[Entries from a dataset]
* * * * *

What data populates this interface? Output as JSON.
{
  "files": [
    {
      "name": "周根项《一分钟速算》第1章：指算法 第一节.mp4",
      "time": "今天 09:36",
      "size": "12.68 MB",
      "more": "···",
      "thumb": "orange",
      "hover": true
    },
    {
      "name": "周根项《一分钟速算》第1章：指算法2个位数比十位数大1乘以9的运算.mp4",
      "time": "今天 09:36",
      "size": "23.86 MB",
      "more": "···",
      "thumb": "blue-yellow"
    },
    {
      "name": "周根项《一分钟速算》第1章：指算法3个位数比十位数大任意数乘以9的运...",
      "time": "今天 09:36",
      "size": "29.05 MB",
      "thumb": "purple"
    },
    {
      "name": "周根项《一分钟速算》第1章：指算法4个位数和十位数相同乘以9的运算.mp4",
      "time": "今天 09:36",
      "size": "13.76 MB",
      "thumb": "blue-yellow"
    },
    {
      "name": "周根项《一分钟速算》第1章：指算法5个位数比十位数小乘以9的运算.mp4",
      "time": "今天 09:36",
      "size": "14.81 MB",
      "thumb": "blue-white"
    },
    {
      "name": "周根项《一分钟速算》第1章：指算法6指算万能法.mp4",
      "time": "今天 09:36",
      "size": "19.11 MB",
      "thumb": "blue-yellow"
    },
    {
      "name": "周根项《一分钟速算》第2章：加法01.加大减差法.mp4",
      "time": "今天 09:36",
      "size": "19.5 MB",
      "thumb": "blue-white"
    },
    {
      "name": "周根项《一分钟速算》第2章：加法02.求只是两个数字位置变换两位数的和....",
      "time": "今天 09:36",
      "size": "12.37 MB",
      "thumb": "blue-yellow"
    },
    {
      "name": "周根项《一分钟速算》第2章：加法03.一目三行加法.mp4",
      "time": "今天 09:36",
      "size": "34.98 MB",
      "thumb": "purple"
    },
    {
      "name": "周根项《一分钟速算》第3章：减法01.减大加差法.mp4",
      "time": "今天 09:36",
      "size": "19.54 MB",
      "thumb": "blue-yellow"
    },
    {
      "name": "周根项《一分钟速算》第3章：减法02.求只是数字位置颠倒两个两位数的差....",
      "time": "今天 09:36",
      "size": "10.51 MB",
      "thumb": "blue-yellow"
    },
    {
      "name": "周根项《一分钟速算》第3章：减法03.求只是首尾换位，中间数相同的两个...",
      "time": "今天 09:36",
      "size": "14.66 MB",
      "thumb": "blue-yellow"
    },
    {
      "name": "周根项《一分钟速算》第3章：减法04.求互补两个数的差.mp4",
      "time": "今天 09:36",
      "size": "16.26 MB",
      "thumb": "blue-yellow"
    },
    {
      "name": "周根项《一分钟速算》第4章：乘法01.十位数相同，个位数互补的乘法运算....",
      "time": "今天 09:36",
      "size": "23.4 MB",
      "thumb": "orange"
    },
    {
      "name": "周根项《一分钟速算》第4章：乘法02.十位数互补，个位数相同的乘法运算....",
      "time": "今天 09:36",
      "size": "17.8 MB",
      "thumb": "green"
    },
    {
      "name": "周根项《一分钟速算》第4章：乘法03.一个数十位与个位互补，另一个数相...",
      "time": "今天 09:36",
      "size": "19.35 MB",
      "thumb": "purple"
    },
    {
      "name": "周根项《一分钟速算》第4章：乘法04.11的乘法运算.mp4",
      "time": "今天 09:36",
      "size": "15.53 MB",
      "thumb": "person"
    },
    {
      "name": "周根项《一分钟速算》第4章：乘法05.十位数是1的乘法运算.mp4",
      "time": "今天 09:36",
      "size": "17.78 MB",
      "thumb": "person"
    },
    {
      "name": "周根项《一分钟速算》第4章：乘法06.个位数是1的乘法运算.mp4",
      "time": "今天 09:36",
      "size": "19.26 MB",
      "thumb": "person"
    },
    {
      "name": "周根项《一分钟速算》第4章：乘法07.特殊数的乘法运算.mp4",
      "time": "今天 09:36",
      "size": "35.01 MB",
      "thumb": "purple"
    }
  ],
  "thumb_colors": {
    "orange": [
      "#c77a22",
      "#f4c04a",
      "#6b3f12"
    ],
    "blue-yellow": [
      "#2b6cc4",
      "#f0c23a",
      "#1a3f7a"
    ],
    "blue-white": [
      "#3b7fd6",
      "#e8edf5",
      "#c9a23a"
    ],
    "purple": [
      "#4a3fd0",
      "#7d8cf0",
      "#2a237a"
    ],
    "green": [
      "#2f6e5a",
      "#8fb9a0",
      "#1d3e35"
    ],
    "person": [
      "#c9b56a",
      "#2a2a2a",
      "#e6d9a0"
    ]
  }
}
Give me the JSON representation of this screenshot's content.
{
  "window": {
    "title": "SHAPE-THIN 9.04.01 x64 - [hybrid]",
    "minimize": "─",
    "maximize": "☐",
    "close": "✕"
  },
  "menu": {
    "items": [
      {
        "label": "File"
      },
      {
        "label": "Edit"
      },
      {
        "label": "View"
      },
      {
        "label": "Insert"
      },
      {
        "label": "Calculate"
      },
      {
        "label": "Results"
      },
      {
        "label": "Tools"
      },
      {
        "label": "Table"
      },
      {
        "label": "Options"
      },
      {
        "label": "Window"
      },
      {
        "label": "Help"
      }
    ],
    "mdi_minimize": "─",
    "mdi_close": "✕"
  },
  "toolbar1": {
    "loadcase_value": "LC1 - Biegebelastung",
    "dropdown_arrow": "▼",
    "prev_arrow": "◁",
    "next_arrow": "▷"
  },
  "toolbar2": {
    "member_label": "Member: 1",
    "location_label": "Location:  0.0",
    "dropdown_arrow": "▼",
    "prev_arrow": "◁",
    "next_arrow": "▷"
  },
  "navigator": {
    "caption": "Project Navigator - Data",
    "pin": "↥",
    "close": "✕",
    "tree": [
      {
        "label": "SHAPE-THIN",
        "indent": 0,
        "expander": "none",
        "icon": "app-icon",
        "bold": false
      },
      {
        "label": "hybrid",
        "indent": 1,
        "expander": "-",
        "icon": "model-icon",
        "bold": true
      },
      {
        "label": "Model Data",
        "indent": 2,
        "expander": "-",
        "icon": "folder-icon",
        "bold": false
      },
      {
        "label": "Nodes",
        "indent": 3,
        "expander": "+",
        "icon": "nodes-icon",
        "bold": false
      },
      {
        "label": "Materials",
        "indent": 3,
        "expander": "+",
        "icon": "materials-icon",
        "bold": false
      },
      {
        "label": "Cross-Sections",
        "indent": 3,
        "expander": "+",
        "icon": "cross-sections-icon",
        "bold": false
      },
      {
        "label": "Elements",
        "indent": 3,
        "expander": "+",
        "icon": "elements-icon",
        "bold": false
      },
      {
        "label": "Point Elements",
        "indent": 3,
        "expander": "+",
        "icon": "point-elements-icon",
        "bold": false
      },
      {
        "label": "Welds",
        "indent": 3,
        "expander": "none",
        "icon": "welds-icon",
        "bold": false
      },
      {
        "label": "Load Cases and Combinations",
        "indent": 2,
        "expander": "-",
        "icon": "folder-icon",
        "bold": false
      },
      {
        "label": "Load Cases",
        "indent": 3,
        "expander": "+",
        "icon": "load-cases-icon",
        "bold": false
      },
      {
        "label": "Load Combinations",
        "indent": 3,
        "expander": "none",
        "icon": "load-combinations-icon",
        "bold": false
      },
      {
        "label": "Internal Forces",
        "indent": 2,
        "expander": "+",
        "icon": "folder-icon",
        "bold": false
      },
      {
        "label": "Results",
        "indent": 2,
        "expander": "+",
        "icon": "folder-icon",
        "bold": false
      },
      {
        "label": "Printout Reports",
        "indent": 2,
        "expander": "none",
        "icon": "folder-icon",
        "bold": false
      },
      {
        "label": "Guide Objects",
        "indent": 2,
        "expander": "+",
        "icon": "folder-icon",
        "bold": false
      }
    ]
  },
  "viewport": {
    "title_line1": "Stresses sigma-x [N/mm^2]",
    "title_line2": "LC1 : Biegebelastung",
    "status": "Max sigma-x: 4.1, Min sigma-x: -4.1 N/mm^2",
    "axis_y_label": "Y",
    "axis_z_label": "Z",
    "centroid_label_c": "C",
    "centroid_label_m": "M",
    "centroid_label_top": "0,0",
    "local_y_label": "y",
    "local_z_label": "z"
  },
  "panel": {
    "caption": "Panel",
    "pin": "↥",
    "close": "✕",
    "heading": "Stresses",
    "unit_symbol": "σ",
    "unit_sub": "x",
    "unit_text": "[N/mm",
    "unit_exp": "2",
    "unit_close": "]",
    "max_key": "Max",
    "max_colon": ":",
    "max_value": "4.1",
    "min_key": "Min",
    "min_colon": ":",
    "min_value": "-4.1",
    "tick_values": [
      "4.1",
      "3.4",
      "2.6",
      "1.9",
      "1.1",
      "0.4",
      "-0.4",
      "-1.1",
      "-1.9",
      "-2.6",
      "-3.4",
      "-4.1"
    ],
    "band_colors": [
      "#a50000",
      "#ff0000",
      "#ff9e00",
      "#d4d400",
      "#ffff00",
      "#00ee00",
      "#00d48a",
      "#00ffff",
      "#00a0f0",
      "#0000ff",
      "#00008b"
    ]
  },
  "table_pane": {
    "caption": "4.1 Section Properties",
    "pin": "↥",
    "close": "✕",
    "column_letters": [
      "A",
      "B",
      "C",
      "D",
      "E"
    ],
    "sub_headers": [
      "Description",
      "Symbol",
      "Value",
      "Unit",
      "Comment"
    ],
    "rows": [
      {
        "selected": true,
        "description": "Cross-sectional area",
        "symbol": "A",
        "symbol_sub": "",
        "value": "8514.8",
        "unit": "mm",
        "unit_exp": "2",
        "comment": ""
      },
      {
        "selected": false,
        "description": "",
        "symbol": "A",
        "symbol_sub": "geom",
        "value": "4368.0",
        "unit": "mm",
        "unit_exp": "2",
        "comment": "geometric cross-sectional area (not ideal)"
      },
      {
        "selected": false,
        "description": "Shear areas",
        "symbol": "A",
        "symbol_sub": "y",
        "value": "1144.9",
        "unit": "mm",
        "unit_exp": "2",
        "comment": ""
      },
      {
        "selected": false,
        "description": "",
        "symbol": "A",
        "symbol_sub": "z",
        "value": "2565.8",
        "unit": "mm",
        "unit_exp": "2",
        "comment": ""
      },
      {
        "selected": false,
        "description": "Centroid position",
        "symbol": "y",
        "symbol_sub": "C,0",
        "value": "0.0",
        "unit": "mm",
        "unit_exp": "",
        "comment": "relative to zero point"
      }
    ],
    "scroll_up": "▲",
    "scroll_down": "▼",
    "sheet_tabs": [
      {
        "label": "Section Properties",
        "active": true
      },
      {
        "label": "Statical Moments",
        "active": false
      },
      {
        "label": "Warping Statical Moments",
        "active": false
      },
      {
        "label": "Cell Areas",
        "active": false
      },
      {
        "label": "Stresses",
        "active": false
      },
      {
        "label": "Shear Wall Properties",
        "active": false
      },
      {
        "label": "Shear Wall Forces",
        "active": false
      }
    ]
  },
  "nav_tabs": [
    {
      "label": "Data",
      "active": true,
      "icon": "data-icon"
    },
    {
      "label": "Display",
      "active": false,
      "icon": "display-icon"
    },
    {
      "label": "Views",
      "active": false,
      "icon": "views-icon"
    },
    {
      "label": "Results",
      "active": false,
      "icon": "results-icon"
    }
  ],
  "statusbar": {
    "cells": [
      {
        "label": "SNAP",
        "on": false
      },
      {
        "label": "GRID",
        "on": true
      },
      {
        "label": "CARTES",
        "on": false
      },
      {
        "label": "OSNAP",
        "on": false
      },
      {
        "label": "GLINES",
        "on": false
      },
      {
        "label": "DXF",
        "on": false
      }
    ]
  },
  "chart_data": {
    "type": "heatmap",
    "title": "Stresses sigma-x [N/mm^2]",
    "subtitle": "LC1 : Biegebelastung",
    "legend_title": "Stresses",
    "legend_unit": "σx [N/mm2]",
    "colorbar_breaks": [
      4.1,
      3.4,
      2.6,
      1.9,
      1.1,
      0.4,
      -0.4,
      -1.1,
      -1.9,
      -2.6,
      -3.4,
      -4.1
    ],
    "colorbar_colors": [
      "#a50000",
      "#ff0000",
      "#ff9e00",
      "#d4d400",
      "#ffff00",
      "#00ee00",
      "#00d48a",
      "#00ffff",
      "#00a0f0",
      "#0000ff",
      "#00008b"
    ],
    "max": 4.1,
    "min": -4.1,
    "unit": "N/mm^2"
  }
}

* * * * *

* DIRECTIVE: Copy all lines from the entries that contain the word "this".

* THE RESULT:
What data populates this interface? Output as JSON.
Give me the JSON representation of this screenshot's content.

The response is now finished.